> **EXCERPTED DATA**:
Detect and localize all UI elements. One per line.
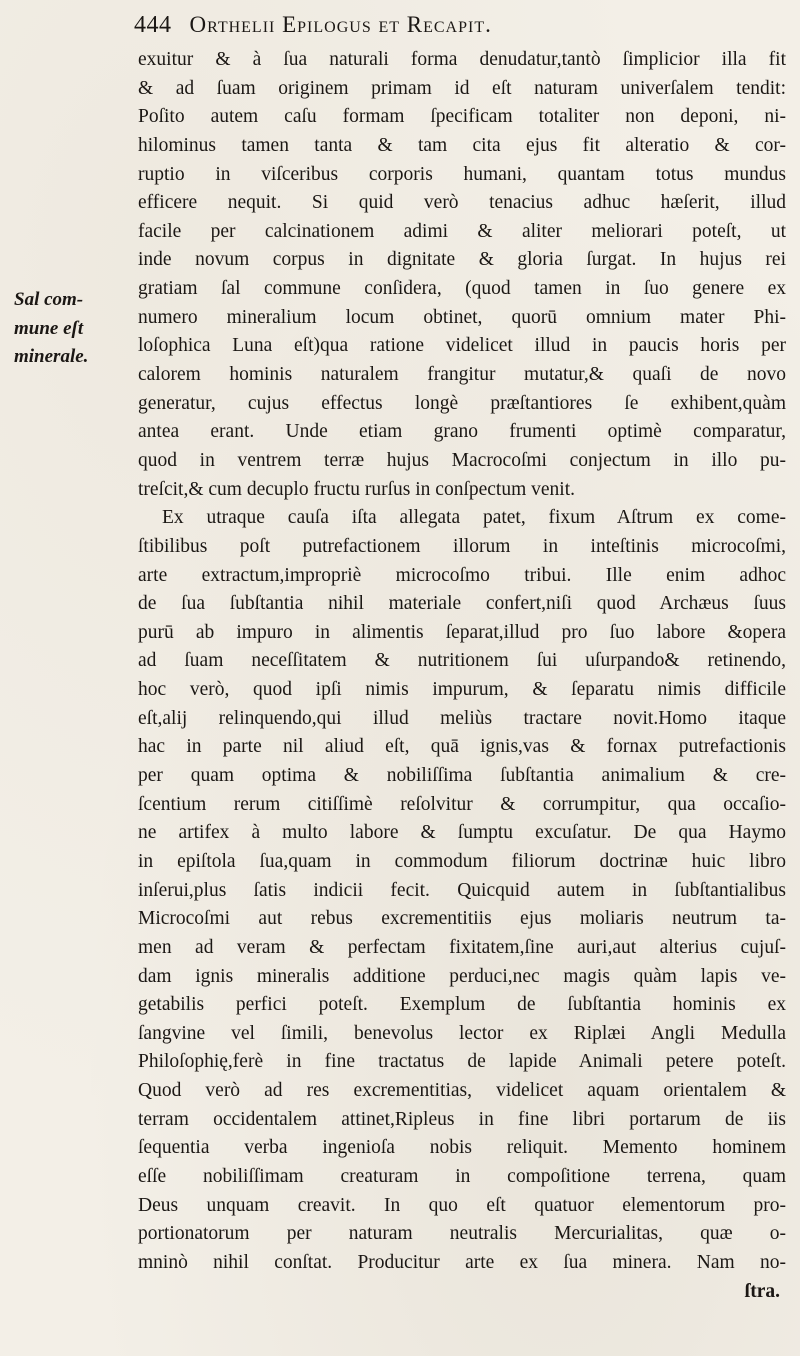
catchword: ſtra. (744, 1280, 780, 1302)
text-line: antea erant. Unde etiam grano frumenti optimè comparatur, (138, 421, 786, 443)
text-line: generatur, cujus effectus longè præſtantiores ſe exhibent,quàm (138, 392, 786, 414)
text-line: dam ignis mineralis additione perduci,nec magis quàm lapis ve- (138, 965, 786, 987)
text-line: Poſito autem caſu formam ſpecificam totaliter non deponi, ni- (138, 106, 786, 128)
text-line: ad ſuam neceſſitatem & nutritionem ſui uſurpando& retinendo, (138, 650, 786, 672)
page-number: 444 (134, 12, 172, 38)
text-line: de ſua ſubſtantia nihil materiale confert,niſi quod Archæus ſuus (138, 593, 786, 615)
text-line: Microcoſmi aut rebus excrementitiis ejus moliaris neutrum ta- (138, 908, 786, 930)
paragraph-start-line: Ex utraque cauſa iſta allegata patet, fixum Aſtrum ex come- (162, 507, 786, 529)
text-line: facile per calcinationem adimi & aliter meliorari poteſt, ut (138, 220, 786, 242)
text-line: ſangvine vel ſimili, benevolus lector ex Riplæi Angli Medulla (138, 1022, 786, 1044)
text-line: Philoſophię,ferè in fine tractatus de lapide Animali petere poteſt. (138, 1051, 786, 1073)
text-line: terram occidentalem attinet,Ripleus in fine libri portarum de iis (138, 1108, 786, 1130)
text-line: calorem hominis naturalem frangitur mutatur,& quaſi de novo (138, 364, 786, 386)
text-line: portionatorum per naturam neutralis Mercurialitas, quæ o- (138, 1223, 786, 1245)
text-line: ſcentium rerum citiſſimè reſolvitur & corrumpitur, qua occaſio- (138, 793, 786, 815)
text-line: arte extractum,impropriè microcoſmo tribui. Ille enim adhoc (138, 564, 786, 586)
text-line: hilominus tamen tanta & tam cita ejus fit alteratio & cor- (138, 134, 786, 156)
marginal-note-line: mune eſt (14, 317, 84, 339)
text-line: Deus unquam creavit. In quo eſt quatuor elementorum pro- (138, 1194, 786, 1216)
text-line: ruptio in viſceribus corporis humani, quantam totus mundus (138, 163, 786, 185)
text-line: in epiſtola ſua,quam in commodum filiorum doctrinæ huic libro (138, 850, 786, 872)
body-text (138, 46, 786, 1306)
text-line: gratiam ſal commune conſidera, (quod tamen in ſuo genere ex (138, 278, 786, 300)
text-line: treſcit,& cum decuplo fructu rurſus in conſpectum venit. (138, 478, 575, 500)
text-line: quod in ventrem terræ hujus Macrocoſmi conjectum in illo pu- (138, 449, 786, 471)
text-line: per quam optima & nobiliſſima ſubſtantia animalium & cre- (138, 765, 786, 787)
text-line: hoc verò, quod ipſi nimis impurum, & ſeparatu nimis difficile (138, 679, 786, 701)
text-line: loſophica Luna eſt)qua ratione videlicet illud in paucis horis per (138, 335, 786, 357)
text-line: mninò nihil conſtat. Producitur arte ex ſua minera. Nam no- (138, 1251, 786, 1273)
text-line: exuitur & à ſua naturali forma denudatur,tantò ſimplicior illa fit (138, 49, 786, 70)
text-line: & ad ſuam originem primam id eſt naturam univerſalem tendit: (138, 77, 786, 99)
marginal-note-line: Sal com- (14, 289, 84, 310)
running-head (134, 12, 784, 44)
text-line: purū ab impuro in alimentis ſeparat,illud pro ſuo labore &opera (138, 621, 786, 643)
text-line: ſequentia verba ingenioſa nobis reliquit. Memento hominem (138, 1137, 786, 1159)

> **TASK GOAL**: Render the listing above as a JSON list of strings, one string per line, omitting blank lines and any pictures.

> **THE OUTPUT**:
[
  "Detect and localize all UI elements. One per line.",
  "catchword: ſtra. (744, 1280, 780, 1302)",
  "text-line: antea erant. Unde etiam grano frumenti optimè comparatur, (138, 421, 786, 443)",
  "text-line: generatur, cujus effectus longè præſtantiores ſe exhibent,quàm (138, 392, 786, 414)",
  "text-line: dam ignis mineralis additione perduci,nec magis quàm lapis ve- (138, 965, 786, 987)",
  "text-line: Poſito autem caſu formam ſpecificam totaliter non deponi, ni- (138, 106, 786, 128)",
  "text-line: ad ſuam neceſſitatem & nutritionem ſui uſurpando& retinendo, (138, 650, 786, 672)",
  "page-number: 444 (134, 12, 172, 38)",
  "text-line: de ſua ſubſtantia nihil materiale confert,niſi quod Archæus ſuus (138, 593, 786, 615)",
  "text-line: Microcoſmi aut rebus excrementitiis ejus moliaris neutrum ta- (138, 908, 786, 930)",
  "paragraph-start-line: Ex utraque cauſa iſta allegata patet, fixum Aſtrum ex come- (162, 507, 786, 529)",
  "text-line: facile per calcinationem adimi & aliter meliorari poteſt, ut (138, 220, 786, 242)",
  "text-line: ſangvine vel ſimili, benevolus lector ex Riplæi Angli Medulla (138, 1022, 786, 1044)",
  "text-line: Philoſophię,ferè in fine tractatus de lapide Animali petere poteſt. (138, 1051, 786, 1073)",
  "text-line: terram occidentalem attinet,Ripleus in fine libri portarum de iis (138, 1108, 786, 1130)",
  "text-line: calorem hominis naturalem frangitur mutatur,& quaſi de novo (138, 364, 786, 386)",
  "text-line: portionatorum per naturam neutralis Mercurialitas, quæ o- (138, 1223, 786, 1245)",
  "text-line: ſcentium rerum citiſſimè reſolvitur & corrumpitur, qua occaſio- (138, 793, 786, 815)",
  "text-line: arte extractum,impropriè microcoſmo tribui. Ille enim adhoc (138, 564, 786, 586)",
  "text-line: hilominus tamen tanta & tam cita ejus fit alteratio & cor- (138, 134, 786, 156)",
  "marginal-note-line: mune eſt (14, 317, 84, 339)",
  "text-line: Deus unquam creavit. In quo eſt quatuor elementorum pro- (138, 1194, 786, 1216)",
  "text-line: ruptio in viſceribus corporis humani, quantam totus mundus (138, 163, 786, 185)",
  "text-line: in epiſtola ſua,quam in commodum filiorum doctrinæ huic libro (138, 850, 786, 872)",
  "body-text (138, 46, 786, 1306)",
  "text-line: gratiam ſal commune conſidera, (quod tamen in ſuo genere ex (138, 278, 786, 300)",
  "text-line: treſcit,& cum decuplo fructu rurſus in conſpectum venit. (138, 478, 575, 500)",
  "text-line: quod in ventrem terræ hujus Macrocoſmi conjectum in illo pu- (138, 449, 786, 471)",
  "text-line: per quam optima & nobiliſſima ſubſtantia animalium & cre- (138, 765, 786, 787)",
  "text-line: hoc verò, quod ipſi nimis impurum, & ſeparatu nimis difficile (138, 679, 786, 701)",
  "text-line: loſophica Luna eſt)qua ratione videlicet illud in paucis horis per (138, 335, 786, 357)",
  "text-line: mninò nihil conſtat. Producitur arte ex ſua minera. Nam no- (138, 1251, 786, 1273)",
  "text-line: exuitur & à ſua naturali forma denudatur,tantò ſimplicior illa fit (138, 49, 786, 70)",
  "text-line: & ad ſuam originem primam id eſt naturam univerſalem tendit: (138, 77, 786, 99)",
  "marginal-note-line: Sal com- (14, 289, 84, 310)",
  "running-head (134, 12, 784, 44)",
  "text-line: purū ab impuro in alimentis ſeparat,illud pro ſuo labore &opera (138, 621, 786, 643)",
  "text-line: ſequentia verba ingenioſa nobis reliquit. Memento hominem (138, 1137, 786, 1159)"
]